Work request:
Filter these records by the string "plats", copying each line that holds it.

Data provided:
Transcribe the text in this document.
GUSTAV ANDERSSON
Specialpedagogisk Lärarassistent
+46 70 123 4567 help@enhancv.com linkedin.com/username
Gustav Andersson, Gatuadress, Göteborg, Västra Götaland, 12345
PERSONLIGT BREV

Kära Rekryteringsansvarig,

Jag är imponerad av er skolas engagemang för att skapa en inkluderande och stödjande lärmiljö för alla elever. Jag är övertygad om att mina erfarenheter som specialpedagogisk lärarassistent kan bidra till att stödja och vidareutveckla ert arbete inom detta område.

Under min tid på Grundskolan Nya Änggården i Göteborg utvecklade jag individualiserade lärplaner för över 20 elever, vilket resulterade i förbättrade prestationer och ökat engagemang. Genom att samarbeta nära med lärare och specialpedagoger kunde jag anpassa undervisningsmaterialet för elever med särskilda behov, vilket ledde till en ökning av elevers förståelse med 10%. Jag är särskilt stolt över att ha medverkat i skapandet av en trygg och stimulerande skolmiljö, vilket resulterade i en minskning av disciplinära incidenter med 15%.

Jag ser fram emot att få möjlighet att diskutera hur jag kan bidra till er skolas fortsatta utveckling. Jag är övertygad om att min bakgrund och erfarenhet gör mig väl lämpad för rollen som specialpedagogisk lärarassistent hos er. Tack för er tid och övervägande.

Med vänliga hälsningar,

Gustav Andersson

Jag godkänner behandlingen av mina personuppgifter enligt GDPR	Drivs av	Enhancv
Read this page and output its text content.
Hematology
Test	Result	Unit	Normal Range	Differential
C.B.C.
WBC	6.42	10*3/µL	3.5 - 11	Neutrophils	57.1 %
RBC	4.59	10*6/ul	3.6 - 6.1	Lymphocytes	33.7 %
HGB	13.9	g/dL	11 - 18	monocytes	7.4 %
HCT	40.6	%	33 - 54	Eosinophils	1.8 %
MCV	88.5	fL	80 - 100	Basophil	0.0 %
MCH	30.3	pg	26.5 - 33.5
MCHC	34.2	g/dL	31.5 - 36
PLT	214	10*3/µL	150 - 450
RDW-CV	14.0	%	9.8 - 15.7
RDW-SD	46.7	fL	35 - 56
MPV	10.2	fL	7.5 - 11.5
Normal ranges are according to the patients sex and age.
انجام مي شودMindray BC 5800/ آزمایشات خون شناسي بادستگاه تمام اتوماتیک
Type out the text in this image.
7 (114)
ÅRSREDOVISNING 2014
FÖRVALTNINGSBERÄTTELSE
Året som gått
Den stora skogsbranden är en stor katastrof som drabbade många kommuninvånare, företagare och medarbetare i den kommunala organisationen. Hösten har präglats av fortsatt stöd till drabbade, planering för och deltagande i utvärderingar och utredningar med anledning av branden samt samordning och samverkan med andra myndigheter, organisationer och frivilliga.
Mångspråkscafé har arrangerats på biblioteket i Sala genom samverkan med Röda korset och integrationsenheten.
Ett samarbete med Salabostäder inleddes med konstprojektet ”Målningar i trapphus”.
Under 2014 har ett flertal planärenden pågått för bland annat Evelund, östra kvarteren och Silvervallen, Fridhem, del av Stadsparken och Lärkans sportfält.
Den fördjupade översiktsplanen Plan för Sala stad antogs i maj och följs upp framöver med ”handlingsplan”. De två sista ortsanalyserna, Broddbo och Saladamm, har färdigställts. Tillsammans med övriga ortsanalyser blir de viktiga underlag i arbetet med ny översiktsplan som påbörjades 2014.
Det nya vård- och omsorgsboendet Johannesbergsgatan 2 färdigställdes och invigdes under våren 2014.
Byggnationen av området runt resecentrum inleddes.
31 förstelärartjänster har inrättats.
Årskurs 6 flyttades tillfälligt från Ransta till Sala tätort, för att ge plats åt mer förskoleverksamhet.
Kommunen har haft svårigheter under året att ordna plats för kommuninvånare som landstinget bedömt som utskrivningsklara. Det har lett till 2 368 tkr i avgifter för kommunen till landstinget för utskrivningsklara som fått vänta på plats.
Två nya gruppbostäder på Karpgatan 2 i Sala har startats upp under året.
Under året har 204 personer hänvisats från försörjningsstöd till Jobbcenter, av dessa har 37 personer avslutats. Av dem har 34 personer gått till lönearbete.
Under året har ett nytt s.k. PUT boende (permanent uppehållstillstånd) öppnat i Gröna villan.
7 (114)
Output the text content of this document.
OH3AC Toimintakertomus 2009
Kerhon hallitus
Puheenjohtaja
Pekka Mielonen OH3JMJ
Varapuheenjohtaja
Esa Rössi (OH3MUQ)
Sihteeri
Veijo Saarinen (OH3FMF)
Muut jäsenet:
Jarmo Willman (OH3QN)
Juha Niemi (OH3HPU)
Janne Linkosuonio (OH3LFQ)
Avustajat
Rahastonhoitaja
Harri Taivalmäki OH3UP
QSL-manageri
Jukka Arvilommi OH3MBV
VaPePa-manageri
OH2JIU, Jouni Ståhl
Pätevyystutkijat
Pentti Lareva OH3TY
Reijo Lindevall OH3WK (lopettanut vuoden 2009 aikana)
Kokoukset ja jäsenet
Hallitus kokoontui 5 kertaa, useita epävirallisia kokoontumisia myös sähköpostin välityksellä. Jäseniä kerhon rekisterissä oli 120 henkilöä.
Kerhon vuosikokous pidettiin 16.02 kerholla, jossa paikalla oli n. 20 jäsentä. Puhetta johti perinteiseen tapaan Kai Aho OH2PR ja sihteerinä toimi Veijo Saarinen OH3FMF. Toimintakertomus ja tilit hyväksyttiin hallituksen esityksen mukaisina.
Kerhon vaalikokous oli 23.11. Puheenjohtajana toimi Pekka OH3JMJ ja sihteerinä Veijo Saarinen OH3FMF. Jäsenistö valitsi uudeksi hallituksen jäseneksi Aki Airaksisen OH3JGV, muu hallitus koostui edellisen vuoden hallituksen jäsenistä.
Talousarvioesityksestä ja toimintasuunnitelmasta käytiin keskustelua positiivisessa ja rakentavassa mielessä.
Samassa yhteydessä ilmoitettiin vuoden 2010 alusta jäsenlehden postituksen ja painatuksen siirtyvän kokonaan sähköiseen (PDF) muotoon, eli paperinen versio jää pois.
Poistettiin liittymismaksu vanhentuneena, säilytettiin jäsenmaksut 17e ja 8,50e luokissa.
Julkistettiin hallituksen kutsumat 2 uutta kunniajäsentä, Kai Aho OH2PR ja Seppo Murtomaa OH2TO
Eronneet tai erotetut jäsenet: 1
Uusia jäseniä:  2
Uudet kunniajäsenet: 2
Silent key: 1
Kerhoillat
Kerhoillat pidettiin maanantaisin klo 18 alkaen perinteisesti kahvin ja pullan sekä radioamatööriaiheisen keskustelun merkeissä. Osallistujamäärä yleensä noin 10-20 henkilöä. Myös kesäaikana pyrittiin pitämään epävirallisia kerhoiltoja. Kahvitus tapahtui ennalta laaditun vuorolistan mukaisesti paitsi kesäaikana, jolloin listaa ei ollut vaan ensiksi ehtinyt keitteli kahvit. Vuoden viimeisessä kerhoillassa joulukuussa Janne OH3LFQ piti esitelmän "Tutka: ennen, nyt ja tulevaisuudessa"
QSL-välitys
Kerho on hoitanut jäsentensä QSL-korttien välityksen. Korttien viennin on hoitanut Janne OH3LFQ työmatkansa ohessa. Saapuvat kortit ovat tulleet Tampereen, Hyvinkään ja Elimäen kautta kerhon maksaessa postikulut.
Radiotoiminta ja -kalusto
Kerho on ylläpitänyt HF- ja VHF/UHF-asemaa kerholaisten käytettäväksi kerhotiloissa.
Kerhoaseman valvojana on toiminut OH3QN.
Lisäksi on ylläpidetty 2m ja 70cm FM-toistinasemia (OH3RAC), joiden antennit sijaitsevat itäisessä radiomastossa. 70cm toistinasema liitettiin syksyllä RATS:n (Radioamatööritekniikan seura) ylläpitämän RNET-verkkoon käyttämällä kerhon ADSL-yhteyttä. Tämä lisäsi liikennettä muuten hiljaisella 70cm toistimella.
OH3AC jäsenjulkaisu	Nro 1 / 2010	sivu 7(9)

Solved exercise:
Årskurs 6 flyttades tillfälligt från Ransta till Sala tätort, för att ge plats åt mer förskoleverksamhet.
Kommunen har haft svårigheter under året att ordna plats för kommuninvånare som landstinget bedömt som utskrivningsklara. Det har lett till 2 368 tkr i avgifter för kommunen till landstinget för utskrivningsklara som fått vänta på plats.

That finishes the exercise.